### WHAT TO PRODUCE
Extract the complete data exactly as given.

##### STORED DATA #####

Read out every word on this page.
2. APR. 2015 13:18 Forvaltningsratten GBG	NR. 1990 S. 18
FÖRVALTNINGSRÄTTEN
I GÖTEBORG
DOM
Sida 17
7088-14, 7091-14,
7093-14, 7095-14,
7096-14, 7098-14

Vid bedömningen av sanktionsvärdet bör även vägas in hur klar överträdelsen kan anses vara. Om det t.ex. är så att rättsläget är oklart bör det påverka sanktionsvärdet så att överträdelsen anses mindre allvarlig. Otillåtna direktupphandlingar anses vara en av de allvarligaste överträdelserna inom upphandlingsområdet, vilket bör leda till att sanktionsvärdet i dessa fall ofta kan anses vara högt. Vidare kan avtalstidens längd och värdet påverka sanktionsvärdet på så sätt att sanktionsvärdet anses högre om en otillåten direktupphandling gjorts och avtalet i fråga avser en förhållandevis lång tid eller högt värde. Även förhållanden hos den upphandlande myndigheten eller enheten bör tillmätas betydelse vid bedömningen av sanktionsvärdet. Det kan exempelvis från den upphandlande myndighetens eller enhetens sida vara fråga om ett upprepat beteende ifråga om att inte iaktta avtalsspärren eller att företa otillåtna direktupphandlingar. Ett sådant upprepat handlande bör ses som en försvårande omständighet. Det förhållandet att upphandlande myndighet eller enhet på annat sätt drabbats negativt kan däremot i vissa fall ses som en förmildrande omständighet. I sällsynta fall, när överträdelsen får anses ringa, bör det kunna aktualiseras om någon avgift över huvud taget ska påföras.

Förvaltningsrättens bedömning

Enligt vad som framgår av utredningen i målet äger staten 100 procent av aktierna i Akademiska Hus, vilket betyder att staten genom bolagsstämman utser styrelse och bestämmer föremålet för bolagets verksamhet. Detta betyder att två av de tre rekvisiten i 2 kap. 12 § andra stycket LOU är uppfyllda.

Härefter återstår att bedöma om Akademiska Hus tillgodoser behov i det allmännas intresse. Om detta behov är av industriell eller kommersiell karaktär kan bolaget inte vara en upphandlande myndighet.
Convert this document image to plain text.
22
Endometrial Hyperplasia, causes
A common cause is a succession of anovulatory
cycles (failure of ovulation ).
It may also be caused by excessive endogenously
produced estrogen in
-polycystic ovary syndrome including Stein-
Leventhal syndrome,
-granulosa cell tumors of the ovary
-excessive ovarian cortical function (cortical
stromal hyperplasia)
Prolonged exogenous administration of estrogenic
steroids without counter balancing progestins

#####

### ANSWER TO THIS EXERCISE
Read out every word on this page.
2. APR. 2015 13:18 Forvaltningsratten GBG	NR. 1990 S. 18
FÖRVALTNINGSRÄTTEN
I GÖTEBORG
DOM
Sida 17
7088-14, 7091-14,
7093-14, 7095-14,
7096-14, 7098-14

Vid bedömningen av sanktionsvärdet bör även vägas in hur klar överträdelsen kan anses vara. Om det t.ex. är så att rättsläget är oklart bör det påverka sanktionsvärdet så att överträdelsen anses mindre allvarlig. Otillåtna direktupphandlingar anses vara en av de allvarligaste överträdelserna inom upphandlingsområdet, vilket bör leda till att sanktionsvärdet i dessa fall ofta kan anses vara högt. Vidare kan avtalstidens längd och värdet påverka sanktionsvärdet på så sätt att sanktionsvärdet anses högre om en otillåten direktupphandling gjorts och avtalet i fråga avser en förhållandevis lång tid eller högt värde. Även förhållanden hos den upphandlande myndigheten eller enheten bör tillmätas betydelse vid bedömningen av sanktionsvärdet. Det kan exempelvis från den upphandlande myndighetens eller enhetens sida vara fråga om ett upprepat beteende ifråga om att inte iaktta avtalsspärren eller att företa otillåtna direktupphandlingar. Ett sådant upprepat handlande bör ses som en försvårande omständighet. Det förhållandet att upphandlande myndighet eller enhet på annat sätt drabbats negativt kan däremot i vissa fall ses som en förmildrande omständighet. I sällsynta fall, när överträdelsen får anses ringa, bör det kunna aktualiseras om någon avgift över huvud taget ska påföras.

Förvaltningsrättens bedömning

Enligt vad som framgår av utredningen i målet äger staten 100 procent av aktierna i Akademiska Hus, vilket betyder att staten genom bolagsstämman utser styrelse och bestämmer föremålet för bolagets verksamhet. Detta betyder att två av de tre rekvisiten i 2 kap. 12 § andra stycket LOU är uppfyllda.

Härefter återstår att bedöma om Akademiska Hus tillgodoser behov i det allmännas intresse. Om detta behov är av industriell eller kommersiell karaktär kan bolaget inte vara en upphandlande myndighet.
Convert this document image to plain text.
22
Endometrial Hyperplasia, causes
A common cause is a succession of anovulatory
cycles (failure of ovulation ).
It may also be caused by excessive endogenously
produced estrogen in
-polycystic ovary syndrome including Stein-
Leventhal syndrome,
-granulosa cell tumors of the ovary
-excessive ovarian cortical function (cortical
stromal hyperplasia)
Prolonged exogenous administration of estrogenic
steroids without counter balancing progestins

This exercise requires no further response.